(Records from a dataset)
↓↓↓
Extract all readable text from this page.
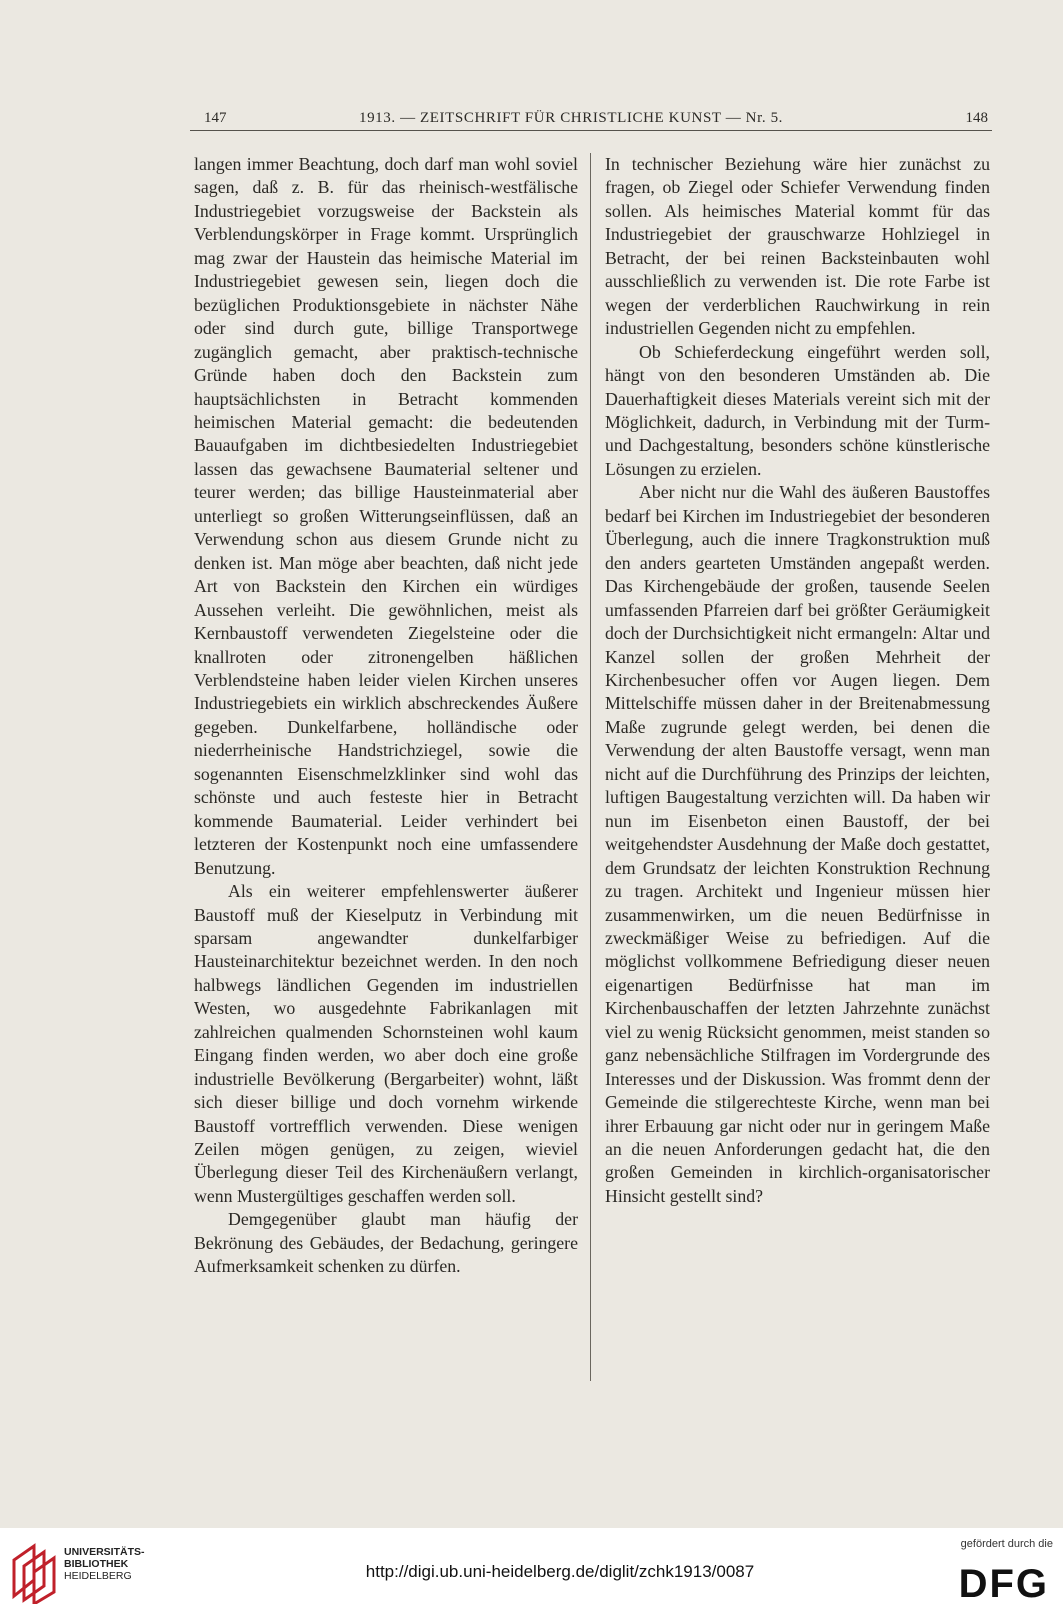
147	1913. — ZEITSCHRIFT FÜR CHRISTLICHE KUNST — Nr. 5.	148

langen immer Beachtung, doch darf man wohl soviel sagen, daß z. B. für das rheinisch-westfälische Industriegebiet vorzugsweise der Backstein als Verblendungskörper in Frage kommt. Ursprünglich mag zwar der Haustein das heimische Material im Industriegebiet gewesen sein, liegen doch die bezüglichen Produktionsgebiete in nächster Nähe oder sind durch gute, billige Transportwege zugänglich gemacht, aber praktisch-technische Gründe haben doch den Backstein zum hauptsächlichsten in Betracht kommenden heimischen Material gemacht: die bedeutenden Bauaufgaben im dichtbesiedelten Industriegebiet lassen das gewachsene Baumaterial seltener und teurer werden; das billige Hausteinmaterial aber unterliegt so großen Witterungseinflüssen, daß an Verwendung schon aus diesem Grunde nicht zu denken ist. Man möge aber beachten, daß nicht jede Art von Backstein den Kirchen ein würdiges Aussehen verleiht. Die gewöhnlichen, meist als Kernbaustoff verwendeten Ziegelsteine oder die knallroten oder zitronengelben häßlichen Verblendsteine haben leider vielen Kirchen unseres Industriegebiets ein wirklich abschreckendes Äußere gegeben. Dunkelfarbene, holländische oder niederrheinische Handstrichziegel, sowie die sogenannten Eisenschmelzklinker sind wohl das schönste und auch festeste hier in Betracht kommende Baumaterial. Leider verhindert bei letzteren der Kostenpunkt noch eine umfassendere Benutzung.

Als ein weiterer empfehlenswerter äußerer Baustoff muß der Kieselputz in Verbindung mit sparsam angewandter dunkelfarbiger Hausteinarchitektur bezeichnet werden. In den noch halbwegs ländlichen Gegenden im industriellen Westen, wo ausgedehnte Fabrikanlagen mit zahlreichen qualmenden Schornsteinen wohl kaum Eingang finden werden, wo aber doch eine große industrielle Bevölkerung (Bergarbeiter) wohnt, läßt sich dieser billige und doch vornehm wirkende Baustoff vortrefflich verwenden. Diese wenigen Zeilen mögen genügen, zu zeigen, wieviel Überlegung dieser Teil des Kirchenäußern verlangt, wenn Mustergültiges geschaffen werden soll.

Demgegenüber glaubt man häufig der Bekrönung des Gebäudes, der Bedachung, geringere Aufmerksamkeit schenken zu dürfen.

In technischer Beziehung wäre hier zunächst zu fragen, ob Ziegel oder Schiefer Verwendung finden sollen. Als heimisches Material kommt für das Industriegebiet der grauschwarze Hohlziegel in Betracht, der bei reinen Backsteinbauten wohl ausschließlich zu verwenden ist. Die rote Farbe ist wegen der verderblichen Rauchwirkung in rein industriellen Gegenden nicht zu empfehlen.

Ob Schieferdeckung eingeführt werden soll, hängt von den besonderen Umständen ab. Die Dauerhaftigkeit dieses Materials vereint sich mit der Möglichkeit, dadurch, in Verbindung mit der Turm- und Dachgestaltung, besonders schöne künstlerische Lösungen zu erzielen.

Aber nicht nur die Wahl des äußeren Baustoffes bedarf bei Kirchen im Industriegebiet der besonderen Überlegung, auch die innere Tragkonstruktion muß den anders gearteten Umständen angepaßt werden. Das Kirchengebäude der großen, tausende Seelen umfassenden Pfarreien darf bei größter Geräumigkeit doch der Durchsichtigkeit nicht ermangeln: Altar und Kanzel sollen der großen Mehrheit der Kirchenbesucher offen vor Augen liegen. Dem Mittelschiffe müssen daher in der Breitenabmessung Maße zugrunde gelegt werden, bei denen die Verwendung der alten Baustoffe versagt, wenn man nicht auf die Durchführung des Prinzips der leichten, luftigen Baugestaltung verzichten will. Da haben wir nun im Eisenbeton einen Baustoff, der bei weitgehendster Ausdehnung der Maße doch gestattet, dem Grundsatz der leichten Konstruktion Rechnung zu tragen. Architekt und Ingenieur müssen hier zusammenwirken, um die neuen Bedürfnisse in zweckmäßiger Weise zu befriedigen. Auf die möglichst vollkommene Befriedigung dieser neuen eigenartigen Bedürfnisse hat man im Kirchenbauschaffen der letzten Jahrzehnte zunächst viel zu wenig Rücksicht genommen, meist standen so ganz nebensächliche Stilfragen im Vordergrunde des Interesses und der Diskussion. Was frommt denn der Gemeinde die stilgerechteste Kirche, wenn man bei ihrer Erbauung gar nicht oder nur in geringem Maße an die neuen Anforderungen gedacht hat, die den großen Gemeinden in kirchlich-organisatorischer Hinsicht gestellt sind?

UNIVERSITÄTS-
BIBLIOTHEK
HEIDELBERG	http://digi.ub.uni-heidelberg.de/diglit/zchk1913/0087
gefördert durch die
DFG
↑↑↑
↓↓↓
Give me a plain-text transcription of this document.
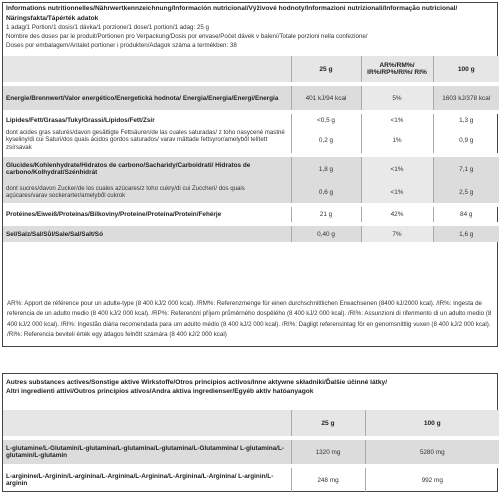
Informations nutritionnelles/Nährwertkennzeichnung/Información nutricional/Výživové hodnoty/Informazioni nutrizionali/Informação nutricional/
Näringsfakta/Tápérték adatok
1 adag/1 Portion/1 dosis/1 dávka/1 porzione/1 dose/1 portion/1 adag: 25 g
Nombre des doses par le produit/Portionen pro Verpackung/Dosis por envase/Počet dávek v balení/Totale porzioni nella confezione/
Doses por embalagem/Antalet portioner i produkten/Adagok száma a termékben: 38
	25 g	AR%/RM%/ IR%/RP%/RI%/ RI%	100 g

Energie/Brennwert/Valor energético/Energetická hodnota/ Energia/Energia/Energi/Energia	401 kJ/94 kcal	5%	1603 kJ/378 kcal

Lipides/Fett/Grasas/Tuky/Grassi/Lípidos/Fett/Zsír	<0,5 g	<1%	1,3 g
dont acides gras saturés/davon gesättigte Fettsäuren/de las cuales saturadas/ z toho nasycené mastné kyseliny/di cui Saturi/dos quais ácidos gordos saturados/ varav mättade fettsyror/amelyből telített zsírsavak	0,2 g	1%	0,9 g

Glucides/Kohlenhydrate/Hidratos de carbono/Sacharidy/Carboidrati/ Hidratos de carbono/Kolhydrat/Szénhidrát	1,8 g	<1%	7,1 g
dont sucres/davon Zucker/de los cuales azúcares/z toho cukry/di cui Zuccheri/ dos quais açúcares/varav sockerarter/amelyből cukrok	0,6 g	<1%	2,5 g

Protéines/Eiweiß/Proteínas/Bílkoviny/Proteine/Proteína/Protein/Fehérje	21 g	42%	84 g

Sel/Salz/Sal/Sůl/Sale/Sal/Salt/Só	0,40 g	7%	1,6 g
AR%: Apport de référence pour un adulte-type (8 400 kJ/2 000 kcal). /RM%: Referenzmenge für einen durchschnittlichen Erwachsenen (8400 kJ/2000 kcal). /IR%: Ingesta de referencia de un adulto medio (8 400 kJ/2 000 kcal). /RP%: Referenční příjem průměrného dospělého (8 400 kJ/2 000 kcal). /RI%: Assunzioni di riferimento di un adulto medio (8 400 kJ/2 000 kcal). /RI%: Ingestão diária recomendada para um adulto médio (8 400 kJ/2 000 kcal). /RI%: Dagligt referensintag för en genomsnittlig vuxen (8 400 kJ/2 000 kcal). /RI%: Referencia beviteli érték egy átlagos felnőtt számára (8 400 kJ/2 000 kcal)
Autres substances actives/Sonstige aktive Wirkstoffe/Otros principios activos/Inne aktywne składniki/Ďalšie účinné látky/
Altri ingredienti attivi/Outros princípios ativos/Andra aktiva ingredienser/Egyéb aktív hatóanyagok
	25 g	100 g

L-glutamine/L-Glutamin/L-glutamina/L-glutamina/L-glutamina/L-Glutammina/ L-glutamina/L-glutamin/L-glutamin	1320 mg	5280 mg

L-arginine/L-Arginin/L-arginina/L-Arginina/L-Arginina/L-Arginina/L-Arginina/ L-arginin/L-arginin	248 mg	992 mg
↑↑↑
• **YOUR GOAL**
"industriellen" is the word to look for; copy every line of the data that has it.

• **OUTPUT BELOW**
Als ein weiterer empfehlenswerter äußerer Baustoff muß der Kieselputz in Verbindung mit sparsam angewandter dunkelfarbiger Hausteinarchitektur bezeichnet werden. In den noch halbwegs ländlichen Gegenden im industriellen Westen, wo ausgedehnte Fabrikanlagen mit zahlreichen qualmenden Schornsteinen wohl kaum Eingang finden werden, wo aber doch eine große industrielle Bevölkerung (Bergarbeiter) wohnt, läßt sich dieser billige und doch vornehm wirkende Baustoff vortrefflich verwenden. Diese wenigen Zeilen mögen genügen, zu zeigen, wieviel Überlegung dieser Teil des Kirchenäußern verlangt, wenn Mustergültiges geschaffen werden soll.
In technischer Beziehung wäre hier zunächst zu fragen, ob Ziegel oder Schiefer Verwendung finden sollen. Als heimisches Material kommt für das Industriegebiet der grauschwarze Hohlziegel in Betracht, der bei reinen Backsteinbauten wohl ausschließlich zu verwenden ist. Die rote Farbe ist wegen der verderblichen Rauchwirkung in rein industriellen Gegenden nicht zu empfehlen.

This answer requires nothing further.